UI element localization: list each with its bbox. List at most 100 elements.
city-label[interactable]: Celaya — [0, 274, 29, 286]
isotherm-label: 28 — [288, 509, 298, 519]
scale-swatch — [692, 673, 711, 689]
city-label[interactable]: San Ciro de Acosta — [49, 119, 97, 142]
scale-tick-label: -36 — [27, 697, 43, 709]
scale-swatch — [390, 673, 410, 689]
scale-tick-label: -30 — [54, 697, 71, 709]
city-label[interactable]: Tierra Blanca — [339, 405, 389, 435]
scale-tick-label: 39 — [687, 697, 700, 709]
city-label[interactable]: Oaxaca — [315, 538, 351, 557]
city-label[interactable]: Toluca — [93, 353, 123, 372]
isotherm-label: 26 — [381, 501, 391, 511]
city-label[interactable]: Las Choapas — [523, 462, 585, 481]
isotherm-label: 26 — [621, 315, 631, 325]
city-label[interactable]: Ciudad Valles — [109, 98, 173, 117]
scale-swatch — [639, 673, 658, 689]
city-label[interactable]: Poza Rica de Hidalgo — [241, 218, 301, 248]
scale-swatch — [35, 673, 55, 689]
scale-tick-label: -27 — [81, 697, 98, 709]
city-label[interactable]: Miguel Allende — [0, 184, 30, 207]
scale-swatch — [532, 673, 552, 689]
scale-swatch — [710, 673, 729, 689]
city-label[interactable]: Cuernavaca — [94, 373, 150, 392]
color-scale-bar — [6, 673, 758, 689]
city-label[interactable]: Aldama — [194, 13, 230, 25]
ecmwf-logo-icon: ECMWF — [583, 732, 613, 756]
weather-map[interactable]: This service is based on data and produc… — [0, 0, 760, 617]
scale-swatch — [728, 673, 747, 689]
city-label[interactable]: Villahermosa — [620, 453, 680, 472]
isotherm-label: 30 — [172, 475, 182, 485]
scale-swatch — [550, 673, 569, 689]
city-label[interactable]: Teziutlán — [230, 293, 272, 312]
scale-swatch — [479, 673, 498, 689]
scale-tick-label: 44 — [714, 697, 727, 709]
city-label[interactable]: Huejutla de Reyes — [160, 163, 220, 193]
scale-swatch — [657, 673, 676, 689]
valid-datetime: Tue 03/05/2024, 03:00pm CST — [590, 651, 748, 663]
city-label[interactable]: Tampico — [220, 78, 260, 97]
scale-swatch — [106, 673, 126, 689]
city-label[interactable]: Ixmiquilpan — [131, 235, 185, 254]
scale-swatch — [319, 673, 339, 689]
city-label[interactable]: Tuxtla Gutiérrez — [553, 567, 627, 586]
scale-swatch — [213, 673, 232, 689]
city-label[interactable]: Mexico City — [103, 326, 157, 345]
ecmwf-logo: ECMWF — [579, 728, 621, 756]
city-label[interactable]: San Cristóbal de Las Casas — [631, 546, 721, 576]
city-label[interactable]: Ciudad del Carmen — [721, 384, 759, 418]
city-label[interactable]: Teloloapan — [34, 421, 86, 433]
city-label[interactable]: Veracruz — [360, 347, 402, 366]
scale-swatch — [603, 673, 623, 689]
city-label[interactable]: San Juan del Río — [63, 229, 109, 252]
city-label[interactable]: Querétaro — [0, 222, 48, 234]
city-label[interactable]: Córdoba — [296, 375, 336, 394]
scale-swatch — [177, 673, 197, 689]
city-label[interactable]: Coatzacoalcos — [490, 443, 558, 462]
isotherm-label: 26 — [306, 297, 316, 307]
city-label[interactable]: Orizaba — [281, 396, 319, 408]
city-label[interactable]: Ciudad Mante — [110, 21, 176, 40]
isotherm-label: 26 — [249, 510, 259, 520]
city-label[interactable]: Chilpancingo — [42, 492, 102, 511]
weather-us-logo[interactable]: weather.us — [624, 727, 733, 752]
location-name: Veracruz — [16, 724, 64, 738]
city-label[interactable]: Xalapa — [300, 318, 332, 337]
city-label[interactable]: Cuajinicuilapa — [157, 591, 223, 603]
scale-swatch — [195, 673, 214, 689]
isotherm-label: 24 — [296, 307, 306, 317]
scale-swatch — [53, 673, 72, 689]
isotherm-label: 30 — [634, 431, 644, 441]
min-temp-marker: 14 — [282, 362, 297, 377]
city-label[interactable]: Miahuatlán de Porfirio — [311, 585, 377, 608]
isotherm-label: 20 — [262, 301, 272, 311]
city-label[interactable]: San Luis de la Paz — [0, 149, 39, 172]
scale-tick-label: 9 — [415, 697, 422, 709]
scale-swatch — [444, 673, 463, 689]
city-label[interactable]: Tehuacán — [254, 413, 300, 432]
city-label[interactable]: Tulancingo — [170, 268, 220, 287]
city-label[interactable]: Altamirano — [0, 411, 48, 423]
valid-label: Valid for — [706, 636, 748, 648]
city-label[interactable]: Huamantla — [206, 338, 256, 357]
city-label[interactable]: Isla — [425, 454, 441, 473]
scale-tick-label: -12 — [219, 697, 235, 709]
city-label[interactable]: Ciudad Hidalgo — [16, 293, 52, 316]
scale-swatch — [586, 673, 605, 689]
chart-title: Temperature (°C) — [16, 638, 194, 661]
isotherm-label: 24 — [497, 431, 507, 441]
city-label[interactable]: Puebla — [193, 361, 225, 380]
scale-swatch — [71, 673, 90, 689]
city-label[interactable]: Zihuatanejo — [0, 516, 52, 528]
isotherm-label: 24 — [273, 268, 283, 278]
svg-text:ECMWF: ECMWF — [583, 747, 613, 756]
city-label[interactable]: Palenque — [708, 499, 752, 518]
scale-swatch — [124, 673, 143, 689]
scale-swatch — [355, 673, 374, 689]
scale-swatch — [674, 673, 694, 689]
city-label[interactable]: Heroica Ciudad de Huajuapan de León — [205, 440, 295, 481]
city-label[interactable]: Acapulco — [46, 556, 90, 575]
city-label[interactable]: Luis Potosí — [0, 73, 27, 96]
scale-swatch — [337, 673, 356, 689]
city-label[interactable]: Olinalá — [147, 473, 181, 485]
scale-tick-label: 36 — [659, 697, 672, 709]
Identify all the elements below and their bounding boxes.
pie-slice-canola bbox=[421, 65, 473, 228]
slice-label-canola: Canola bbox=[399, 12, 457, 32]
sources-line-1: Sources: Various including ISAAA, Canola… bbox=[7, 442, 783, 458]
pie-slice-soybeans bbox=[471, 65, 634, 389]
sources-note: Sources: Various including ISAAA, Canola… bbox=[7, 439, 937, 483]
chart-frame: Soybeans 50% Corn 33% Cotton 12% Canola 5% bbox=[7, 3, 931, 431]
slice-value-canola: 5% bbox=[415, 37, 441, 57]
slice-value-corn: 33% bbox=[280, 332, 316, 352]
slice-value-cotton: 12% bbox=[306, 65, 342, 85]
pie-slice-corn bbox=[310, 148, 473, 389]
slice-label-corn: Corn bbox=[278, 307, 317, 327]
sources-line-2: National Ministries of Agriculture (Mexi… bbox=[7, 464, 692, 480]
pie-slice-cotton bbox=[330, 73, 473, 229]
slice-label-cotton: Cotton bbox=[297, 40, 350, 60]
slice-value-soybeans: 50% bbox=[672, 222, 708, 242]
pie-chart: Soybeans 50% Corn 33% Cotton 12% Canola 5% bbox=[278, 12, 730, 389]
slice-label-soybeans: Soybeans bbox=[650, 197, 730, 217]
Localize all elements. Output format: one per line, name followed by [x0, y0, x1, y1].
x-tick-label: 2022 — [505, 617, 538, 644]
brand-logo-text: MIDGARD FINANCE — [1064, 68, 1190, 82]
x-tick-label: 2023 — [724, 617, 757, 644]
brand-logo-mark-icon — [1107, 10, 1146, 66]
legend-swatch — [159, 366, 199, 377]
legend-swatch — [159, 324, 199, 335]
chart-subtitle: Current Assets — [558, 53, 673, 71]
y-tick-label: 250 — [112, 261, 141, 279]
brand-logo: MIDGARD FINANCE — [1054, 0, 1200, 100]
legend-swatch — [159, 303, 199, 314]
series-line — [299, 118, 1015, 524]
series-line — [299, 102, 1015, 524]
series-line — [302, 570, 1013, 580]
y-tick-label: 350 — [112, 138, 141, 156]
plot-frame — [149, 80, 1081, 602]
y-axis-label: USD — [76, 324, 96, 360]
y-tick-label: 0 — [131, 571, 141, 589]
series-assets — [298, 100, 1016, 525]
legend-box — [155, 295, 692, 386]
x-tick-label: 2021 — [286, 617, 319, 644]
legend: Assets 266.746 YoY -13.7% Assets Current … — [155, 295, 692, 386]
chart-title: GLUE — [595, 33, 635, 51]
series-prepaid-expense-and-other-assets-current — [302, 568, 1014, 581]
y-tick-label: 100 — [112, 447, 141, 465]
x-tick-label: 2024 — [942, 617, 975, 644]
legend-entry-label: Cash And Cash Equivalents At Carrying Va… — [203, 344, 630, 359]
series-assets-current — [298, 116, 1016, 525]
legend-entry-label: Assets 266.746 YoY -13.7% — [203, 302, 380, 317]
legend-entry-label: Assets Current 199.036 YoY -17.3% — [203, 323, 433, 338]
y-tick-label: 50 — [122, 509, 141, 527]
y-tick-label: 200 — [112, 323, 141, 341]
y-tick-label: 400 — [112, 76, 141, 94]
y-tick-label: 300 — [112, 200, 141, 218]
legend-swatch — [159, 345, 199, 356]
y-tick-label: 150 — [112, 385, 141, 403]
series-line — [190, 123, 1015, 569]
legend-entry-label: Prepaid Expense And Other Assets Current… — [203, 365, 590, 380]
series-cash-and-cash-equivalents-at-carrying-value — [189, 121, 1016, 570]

■ **OBJECTIVE**: Could you reproduce the records starting at the first line and ending at the line containing "scale-tick-label: -36 — [27, 697, 43, 709]", replacing "city-label" with "town-label" and keeping everything else the same?

■ **THE RESULT**:
UI element localization: list each with its bbox. List at most 100 elements.
town-label[interactable]: Celaya — [0, 274, 29, 286]
isotherm-label: 28 — [288, 509, 298, 519]
scale-swatch — [692, 673, 711, 689]
town-label[interactable]: San Ciro de Acosta — [49, 119, 97, 142]
scale-tick-label: -36 — [27, 697, 43, 709]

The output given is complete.